** start of EXCERPTED DATA **

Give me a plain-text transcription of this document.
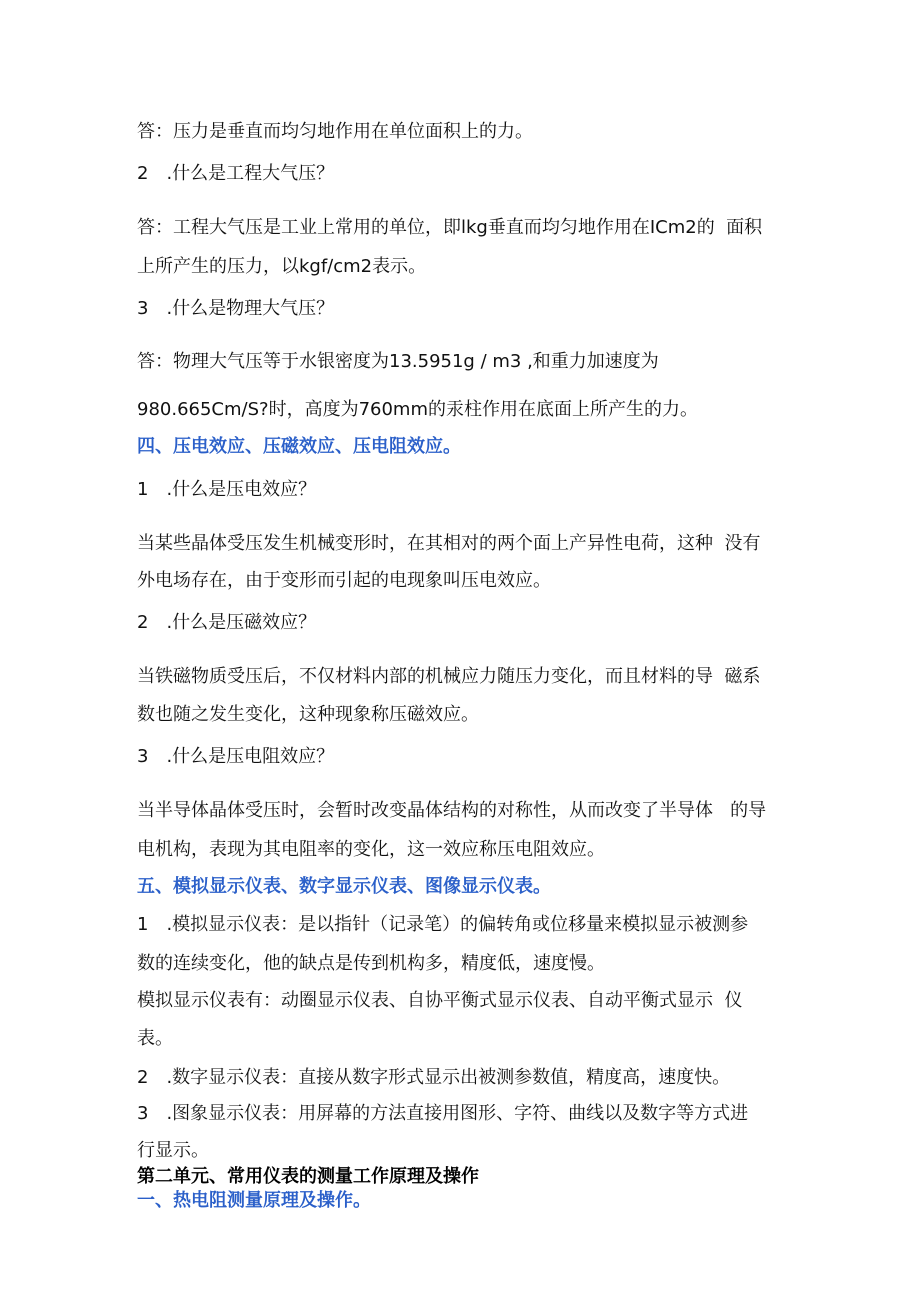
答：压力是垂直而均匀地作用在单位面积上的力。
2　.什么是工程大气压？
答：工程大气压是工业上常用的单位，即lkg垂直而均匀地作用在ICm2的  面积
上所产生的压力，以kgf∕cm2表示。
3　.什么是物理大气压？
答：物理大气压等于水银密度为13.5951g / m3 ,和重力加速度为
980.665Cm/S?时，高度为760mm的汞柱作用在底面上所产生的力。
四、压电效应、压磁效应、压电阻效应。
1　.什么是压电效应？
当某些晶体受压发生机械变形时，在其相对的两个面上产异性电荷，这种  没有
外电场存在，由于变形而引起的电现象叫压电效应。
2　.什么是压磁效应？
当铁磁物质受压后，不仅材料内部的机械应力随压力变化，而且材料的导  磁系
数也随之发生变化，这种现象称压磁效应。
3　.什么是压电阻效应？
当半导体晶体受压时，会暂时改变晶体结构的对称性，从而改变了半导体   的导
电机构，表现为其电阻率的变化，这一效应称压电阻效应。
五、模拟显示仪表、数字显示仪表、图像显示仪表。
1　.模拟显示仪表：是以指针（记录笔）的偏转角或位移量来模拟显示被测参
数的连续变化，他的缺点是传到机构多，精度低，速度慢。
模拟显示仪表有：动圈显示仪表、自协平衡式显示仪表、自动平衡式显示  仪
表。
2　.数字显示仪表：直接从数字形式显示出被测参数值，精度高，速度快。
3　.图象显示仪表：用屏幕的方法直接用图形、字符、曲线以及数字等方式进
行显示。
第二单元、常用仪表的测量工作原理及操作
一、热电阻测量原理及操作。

** end of EXCERPTED DATA **

REQUIREMENT ▸
Locate all lines in the listing above with the word "数字显示仪表" and copy them.

EXERCISE RESPONSE ▸
五、模拟显示仪表、数字显示仪表、图像显示仪表。
2　.数字显示仪表：直接从数字形式显示出被测参数值，精度高，速度快。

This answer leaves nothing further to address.